#### Records for this task ####
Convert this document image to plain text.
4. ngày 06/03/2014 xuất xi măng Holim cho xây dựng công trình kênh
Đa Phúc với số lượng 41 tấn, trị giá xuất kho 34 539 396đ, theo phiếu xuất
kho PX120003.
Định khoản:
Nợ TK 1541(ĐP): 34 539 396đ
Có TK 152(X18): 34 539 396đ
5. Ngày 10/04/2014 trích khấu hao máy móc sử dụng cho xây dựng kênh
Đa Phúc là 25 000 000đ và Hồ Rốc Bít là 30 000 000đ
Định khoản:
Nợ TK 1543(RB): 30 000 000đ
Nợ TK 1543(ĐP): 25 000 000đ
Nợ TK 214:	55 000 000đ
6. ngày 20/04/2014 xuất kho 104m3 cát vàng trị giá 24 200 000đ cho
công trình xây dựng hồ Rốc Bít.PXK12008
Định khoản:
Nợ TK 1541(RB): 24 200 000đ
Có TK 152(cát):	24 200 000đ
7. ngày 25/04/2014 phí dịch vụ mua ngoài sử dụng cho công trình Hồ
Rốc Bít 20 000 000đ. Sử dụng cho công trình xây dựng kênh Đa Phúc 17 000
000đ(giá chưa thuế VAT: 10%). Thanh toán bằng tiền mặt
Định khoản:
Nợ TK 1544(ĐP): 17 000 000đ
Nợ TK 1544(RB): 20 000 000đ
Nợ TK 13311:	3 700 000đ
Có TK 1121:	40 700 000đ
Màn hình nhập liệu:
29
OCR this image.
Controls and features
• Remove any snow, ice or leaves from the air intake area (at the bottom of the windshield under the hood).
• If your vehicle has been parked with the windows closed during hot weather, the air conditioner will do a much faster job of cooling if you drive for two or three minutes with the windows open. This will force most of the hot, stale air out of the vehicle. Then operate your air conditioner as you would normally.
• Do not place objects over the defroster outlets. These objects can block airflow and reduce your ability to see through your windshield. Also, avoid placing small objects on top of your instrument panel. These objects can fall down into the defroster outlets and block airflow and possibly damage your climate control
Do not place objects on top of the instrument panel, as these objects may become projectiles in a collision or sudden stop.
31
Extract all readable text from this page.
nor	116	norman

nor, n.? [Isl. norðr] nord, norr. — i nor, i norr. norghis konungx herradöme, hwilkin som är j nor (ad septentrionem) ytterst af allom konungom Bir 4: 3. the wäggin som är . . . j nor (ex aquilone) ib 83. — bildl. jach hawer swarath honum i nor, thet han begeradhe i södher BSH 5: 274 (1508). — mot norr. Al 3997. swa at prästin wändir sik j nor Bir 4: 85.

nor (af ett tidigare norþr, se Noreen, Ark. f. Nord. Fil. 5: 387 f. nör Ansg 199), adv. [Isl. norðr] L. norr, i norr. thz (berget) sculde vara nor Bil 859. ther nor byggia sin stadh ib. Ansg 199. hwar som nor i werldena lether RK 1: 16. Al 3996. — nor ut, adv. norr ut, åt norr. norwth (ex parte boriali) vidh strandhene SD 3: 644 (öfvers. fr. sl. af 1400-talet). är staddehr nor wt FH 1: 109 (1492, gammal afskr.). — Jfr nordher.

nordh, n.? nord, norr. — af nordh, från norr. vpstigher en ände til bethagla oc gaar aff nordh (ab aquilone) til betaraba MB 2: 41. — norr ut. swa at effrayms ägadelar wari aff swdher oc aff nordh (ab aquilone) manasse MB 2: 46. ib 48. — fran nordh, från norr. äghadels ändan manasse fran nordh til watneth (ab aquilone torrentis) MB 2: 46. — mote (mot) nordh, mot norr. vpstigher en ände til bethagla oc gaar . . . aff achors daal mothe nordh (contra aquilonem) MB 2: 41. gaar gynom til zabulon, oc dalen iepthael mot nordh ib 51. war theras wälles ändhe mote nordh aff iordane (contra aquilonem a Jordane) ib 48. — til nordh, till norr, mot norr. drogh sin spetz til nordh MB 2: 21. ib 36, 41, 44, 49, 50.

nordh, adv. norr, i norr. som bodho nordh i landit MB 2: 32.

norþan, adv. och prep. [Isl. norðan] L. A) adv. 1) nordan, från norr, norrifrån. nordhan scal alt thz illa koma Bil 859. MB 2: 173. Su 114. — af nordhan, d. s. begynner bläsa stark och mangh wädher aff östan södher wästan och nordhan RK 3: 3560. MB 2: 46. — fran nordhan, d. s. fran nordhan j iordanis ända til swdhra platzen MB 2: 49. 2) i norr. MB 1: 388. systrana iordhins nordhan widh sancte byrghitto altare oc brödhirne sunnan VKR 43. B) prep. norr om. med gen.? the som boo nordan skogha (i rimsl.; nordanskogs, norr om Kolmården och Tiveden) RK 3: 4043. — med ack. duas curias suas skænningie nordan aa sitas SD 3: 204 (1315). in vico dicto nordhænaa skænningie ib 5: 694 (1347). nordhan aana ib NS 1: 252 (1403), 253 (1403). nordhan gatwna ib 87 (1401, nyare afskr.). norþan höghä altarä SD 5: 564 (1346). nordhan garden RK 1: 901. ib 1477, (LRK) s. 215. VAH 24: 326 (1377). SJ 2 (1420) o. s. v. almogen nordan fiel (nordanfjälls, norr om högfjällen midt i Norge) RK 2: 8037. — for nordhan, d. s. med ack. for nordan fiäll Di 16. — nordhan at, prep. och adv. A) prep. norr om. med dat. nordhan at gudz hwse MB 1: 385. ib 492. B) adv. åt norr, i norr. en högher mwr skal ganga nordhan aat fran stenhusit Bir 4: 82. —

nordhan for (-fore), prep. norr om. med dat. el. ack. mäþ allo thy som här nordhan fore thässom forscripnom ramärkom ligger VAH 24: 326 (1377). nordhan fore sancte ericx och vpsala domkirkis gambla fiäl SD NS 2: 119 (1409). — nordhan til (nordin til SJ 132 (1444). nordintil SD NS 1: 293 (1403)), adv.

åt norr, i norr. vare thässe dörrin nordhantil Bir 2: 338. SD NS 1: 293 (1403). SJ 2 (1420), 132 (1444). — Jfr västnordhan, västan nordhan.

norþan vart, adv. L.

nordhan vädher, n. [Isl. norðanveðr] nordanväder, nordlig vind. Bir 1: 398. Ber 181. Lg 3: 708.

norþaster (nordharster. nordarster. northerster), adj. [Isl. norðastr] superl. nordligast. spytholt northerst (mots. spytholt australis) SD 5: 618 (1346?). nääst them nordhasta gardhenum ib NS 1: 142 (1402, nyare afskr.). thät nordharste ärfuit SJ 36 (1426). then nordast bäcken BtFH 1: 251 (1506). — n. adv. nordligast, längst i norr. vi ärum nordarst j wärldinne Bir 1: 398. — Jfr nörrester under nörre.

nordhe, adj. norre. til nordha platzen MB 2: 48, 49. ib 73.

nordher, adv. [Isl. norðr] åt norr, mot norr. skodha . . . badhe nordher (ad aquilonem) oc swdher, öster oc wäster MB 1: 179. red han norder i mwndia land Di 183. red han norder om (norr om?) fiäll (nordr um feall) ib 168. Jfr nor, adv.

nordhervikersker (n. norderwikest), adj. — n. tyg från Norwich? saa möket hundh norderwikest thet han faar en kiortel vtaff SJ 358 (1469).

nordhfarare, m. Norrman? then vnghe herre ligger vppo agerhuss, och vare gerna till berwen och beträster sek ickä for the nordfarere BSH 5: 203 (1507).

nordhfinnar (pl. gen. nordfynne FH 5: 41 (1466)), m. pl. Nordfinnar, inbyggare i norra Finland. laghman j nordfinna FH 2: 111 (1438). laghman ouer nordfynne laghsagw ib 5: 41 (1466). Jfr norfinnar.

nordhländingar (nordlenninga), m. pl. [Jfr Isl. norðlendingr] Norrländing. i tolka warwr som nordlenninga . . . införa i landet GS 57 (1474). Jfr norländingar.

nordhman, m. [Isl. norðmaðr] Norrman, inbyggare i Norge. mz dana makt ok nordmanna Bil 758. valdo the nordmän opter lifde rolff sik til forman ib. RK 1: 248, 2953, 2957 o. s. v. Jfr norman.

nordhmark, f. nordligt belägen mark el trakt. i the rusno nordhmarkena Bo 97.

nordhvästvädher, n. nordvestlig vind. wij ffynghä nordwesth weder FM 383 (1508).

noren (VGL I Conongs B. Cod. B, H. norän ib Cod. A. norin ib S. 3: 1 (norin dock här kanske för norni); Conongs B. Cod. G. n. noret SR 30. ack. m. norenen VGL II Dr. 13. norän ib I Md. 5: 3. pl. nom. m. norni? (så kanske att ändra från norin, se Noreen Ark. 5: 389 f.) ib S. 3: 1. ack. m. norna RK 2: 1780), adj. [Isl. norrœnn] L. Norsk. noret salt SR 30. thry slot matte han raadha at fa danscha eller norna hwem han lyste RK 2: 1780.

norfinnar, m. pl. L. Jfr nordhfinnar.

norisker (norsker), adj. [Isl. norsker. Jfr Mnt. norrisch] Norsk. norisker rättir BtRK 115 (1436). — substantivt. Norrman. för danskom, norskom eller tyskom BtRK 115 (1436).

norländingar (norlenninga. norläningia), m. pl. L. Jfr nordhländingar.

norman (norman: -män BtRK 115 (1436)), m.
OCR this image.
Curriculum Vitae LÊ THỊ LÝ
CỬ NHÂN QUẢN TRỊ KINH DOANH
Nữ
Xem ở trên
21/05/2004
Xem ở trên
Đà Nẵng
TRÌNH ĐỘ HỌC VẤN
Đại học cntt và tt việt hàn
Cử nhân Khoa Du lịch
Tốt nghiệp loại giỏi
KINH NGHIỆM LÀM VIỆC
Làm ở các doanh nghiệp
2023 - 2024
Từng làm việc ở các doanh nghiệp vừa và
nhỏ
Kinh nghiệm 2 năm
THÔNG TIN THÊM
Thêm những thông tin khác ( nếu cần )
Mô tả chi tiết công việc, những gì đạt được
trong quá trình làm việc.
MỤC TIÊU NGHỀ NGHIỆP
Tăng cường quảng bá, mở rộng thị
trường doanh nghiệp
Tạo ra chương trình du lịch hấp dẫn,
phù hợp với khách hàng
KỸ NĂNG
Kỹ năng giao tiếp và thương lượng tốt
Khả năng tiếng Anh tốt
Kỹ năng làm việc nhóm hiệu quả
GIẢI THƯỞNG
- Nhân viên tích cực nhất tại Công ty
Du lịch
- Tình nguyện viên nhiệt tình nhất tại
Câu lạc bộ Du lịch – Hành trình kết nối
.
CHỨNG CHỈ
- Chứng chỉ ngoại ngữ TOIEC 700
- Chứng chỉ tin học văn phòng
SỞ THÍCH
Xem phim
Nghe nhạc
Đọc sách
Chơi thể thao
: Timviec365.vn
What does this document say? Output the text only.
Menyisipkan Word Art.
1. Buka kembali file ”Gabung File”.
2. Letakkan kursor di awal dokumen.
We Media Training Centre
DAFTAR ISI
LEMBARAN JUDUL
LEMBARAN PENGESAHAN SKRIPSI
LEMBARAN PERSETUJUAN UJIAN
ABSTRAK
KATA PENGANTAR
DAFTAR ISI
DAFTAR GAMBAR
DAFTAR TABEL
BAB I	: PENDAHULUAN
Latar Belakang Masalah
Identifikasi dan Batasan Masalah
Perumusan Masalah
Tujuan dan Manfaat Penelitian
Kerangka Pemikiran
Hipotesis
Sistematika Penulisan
####
__Task to carry out__
Identify every line where the string "nordhländingar" appears.

__Exercise solution__
nordhländingar (nordlenninga), m. pl. [Jfr Isl. norðlendingr] Norrländing. i tolka warwr som nordlenninga . . . införa i landet GS 57 (1474). Jfr norländingar.
norländingar (norlenninga. norläningia), m. pl. L. Jfr nordhländingar.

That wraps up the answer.